DATA TO PROCESS –
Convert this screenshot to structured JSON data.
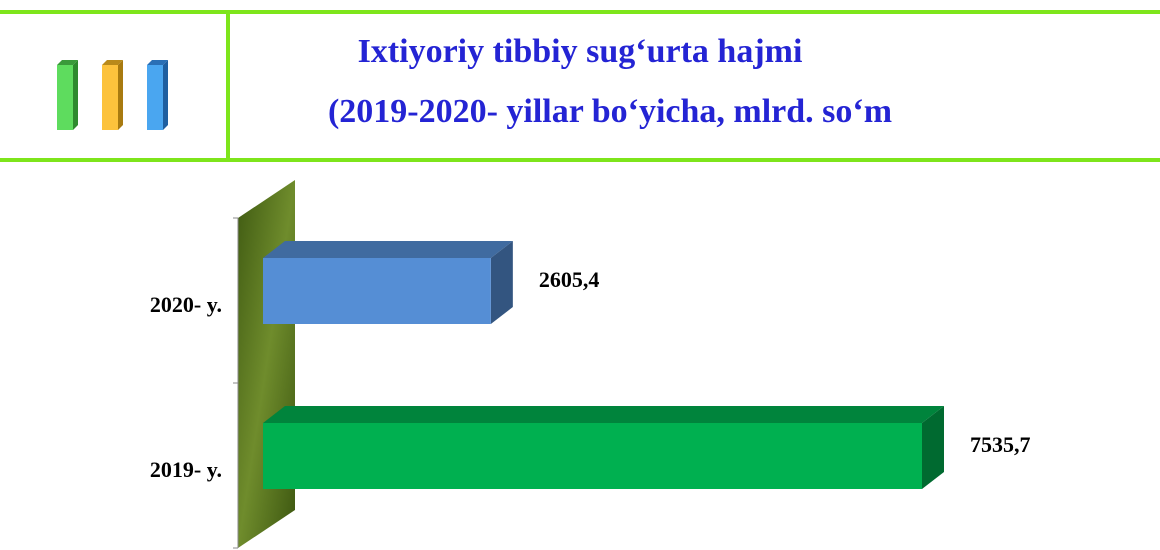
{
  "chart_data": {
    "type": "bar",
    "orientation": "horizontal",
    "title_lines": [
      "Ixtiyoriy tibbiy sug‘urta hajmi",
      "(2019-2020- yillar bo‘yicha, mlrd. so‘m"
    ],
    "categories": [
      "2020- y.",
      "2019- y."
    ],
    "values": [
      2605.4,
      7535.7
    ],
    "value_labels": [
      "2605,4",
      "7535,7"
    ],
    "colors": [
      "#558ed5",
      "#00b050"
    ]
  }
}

STATED EXERCISE – Every line above should be returned exactly; the pictures stay out.

ANSWER IN FULL –
Convert this screenshot to structured JSON data.
{
  "chart_data": {
    "type": "bar",
    "orientation": "horizontal",
    "title_lines": [
      "Ixtiyoriy tibbiy sug‘urta hajmi",
      "(2019-2020- yillar bo‘yicha, mlrd. so‘m"
    ],
    "categories": [
      "2020- y.",
      "2019- y."
    ],
    "values": [
      2605.4,
      7535.7
    ],
    "value_labels": [
      "2605,4",
      "7535,7"
    ],
    "colors": [
      "#558ed5",
      "#00b050"
    ]
  }
}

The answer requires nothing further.